## start Records for the exercise

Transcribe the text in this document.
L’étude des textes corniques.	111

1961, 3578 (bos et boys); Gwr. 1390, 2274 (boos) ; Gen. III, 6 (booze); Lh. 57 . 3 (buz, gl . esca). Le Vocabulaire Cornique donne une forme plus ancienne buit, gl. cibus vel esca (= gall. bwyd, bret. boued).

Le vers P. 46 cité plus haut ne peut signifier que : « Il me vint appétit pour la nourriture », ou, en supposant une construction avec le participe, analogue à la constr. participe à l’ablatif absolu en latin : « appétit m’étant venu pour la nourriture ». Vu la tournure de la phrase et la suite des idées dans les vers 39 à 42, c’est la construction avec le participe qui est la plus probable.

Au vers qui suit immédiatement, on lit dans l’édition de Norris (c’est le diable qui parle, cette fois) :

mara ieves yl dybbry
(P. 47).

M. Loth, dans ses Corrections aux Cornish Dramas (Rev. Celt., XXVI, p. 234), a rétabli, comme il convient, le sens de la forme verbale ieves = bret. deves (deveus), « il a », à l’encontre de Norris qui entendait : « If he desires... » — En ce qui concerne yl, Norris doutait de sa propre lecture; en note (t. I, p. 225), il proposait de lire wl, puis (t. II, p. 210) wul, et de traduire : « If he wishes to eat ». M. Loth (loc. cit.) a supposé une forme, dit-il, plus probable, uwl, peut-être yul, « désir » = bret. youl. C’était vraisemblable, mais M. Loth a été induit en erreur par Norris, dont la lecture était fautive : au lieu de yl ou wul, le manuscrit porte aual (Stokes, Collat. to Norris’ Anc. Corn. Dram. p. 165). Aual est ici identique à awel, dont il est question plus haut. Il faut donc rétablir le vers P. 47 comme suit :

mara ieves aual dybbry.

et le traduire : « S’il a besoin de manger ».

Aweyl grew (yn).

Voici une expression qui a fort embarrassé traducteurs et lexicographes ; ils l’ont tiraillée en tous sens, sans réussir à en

## end Records for the exercise

What is being asked:
Scan the records above for the string "bret", then select every line that holds it.

Output of the exercise:
1961, 3578 (bos et boys); Gwr. 1390, 2274 (boos) ; Gen. III, 6 (booze); Lh. 57 . 3 (buz, gl . esca). Le Vocabulaire Cornique donne une forme plus ancienne buit, gl. cibus vel esca (= gall. bwyd, bret. boued).
M. Loth, dans ses Corrections aux Cornish Dramas (Rev. Celt., XXVI, p. 234), a rétabli, comme il convient, le sens de la forme verbale ieves = bret. deves (deveus), « il a », à l’encontre de Norris qui entendait : « If he desires... » — En ce qui concerne yl, Norris doutait de sa propre lecture; en note (t. I, p. 225), il proposait de lire wl, puis (t. II, p. 210) wul, et de traduire : « If he wishes to eat ». M. Loth (loc. cit.) a supposé une forme, dit-il, plus probable, uwl, peut-être yul, « désir » = bret. youl. C’était vraisemblable, mais M. Loth a été induit en erreur par Norris, dont la lecture était fautive : au lieu de yl ou wul, le manuscrit porte aual (Stokes, Collat. to Norris’ Anc. Corn. Dram. p. 165). Aual est ici identique à awel, dont il est question plus haut. Il faut donc rétablir le vers P. 47 comme suit :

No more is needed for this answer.